Excerpted records
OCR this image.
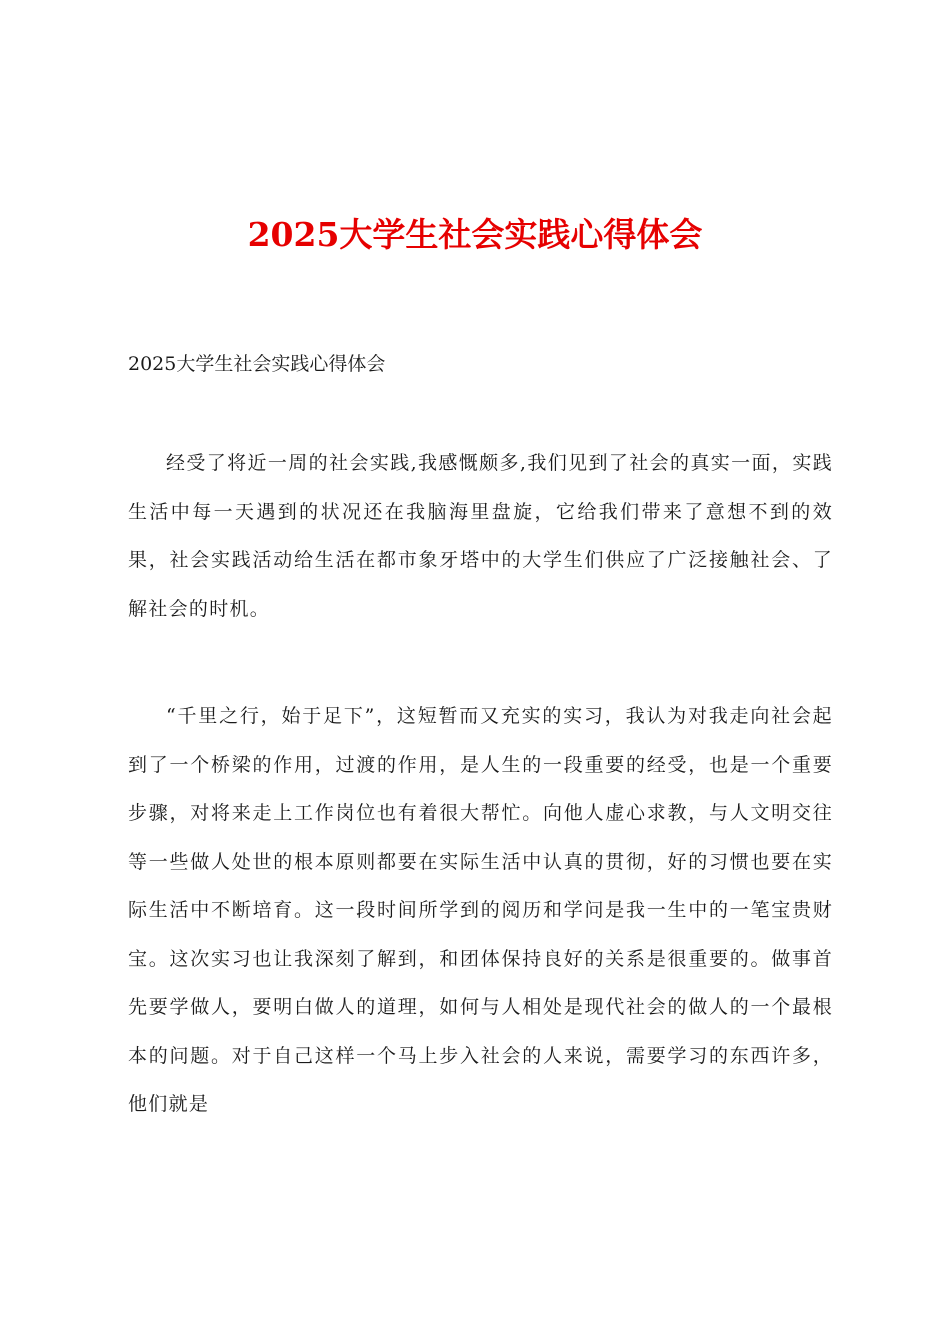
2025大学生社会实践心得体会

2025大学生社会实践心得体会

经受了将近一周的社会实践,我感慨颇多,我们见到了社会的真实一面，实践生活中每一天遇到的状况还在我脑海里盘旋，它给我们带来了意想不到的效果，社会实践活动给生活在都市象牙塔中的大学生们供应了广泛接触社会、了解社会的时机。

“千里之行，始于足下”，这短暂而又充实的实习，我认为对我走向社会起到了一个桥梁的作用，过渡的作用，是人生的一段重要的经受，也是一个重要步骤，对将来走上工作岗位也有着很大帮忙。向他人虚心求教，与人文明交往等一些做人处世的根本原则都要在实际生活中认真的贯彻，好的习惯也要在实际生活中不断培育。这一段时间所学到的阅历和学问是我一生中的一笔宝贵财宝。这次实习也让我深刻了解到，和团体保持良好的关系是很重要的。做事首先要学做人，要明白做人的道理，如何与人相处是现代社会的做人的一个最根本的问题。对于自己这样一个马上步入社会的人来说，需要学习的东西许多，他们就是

---

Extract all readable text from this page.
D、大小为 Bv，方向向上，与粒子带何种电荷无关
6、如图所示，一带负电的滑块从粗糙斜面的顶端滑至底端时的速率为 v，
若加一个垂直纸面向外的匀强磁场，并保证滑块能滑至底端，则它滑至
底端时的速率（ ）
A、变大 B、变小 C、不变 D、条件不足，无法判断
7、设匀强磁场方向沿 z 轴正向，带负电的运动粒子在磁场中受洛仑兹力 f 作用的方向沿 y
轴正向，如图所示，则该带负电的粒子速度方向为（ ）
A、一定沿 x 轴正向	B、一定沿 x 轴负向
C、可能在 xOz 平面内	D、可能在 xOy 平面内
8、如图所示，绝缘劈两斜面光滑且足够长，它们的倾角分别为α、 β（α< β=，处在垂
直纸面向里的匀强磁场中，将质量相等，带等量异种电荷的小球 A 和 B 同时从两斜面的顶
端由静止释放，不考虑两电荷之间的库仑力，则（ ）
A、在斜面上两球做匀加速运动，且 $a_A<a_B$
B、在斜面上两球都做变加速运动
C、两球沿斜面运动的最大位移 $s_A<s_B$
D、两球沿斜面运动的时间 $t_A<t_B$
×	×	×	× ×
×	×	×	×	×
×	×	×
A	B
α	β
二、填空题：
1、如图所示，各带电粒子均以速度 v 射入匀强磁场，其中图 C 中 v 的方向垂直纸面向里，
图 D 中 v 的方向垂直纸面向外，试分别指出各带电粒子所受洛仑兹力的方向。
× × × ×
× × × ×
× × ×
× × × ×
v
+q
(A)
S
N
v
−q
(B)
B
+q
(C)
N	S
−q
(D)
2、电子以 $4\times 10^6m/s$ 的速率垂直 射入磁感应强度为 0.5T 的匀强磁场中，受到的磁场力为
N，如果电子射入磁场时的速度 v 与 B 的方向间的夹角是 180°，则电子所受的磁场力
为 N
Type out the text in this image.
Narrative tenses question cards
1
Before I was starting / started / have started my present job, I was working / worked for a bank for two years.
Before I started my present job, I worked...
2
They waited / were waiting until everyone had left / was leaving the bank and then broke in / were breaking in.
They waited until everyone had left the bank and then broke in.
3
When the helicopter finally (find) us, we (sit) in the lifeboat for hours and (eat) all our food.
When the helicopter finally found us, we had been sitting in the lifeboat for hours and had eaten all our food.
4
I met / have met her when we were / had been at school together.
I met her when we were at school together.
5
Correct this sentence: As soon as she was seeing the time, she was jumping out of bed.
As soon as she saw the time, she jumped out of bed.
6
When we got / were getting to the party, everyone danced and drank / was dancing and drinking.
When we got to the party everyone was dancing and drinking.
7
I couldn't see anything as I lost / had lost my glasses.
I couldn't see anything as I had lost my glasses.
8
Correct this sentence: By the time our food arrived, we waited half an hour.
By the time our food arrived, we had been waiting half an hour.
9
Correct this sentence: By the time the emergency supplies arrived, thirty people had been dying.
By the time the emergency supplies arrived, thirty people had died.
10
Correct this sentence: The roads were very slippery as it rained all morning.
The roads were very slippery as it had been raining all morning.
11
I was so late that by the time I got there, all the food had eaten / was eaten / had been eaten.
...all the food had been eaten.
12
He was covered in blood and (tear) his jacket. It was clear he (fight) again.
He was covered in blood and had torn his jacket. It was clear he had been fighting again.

Task brief
Only lines with the string "clear" belong in your answer; copy each one.

Task response
He was covered in blood and (tear) his jacket. It was clear he (fight) again.
He was covered in blood and had torn his jacket. It was clear he had been fighting again.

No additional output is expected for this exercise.